**PROBLEM**
Every record must be written out once more, with nothing added or omitted.
+++ GIVEN ENTRIES
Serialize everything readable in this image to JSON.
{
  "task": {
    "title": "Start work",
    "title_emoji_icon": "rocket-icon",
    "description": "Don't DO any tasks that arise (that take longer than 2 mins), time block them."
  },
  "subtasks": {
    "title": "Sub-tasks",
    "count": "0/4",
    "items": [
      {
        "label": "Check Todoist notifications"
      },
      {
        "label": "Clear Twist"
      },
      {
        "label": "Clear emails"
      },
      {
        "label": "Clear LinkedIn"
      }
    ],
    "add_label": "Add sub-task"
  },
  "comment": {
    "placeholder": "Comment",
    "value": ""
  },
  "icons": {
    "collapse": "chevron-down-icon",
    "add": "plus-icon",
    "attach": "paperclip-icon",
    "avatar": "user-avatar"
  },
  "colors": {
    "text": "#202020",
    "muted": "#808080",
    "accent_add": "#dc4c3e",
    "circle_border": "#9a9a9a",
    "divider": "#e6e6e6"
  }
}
++++++
**TASK SOLUTION**
Serialize everything readable in this image to JSON.
{
  "task": {
    "title": "Start work",
    "title_emoji_icon": "rocket-icon",
    "description": "Don't DO any tasks that arise (that take longer than 2 mins), time block them."
  },
  "subtasks": {
    "title": "Sub-tasks",
    "count": "0/4",
    "items": [
      {
        "label": "Check Todoist notifications"
      },
      {
        "label": "Clear Twist"
      },
      {
        "label": "Clear emails"
      },
      {
        "label": "Clear LinkedIn"
      }
    ],
    "add_label": "Add sub-task"
  },
  "comment": {
    "placeholder": "Comment",
    "value": ""
  },
  "icons": {
    "collapse": "chevron-down-icon",
    "add": "plus-icon",
    "attach": "paperclip-icon",
    "avatar": "user-avatar"
  },
  "colors": {
    "text": "#202020",
    "muted": "#808080",
    "accent_add": "#dc4c3e",
    "circle_border": "#9a9a9a",
    "divider": "#e6e6e6"
  }
}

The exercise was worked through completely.